TASK INSTRUCTIONS:
Go through the data below and gather each line containing "this".
┄┄┄┄┄┄┄┄┄┄
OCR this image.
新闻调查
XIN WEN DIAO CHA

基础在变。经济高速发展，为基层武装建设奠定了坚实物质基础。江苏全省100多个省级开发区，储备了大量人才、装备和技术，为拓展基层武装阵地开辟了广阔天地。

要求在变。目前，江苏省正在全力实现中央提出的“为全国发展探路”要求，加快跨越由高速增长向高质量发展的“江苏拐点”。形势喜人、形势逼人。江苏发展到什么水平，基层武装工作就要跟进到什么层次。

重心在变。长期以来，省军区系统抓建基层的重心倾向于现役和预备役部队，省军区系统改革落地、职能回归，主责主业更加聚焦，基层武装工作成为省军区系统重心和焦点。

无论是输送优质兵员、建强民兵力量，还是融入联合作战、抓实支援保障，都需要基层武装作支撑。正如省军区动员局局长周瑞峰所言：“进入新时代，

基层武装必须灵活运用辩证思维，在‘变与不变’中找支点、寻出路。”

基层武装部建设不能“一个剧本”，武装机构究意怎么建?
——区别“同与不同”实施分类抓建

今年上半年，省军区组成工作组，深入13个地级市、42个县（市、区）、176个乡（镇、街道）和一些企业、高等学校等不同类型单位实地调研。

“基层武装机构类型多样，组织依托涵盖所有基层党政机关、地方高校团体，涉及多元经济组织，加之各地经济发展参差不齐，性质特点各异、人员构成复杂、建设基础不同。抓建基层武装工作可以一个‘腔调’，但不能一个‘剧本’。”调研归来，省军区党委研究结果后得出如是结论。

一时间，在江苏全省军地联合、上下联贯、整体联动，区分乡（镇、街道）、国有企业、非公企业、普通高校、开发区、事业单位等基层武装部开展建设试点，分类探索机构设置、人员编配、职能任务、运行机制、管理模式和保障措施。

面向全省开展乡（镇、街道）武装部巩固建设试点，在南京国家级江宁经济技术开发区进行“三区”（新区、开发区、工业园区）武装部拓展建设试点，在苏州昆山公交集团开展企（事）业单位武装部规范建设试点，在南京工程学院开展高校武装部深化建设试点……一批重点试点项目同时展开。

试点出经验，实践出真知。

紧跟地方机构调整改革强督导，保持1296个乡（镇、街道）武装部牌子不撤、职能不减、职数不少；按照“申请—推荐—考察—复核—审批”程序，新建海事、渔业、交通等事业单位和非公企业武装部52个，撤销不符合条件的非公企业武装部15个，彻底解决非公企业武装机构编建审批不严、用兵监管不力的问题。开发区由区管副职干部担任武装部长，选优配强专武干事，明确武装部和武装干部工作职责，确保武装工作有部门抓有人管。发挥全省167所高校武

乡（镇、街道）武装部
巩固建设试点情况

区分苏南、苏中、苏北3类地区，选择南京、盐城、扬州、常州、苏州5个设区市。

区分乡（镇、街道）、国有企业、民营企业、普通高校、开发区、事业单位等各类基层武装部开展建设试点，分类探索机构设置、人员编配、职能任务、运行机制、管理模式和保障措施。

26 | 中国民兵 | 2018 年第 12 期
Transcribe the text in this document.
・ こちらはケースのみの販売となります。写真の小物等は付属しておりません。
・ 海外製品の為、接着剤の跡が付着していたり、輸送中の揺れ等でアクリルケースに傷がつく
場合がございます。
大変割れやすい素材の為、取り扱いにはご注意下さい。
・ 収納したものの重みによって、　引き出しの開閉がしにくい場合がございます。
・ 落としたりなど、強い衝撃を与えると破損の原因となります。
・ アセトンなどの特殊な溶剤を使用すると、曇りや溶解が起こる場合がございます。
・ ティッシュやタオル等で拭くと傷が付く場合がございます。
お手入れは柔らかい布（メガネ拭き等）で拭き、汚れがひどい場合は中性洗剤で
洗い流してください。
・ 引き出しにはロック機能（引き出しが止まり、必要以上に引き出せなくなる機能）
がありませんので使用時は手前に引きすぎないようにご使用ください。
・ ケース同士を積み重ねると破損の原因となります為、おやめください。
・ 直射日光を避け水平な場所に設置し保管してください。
┄┄┄┄┄┄┄┄┄┄
WORKED ANSWER:
OCR this image.
Transcribe the text in this document.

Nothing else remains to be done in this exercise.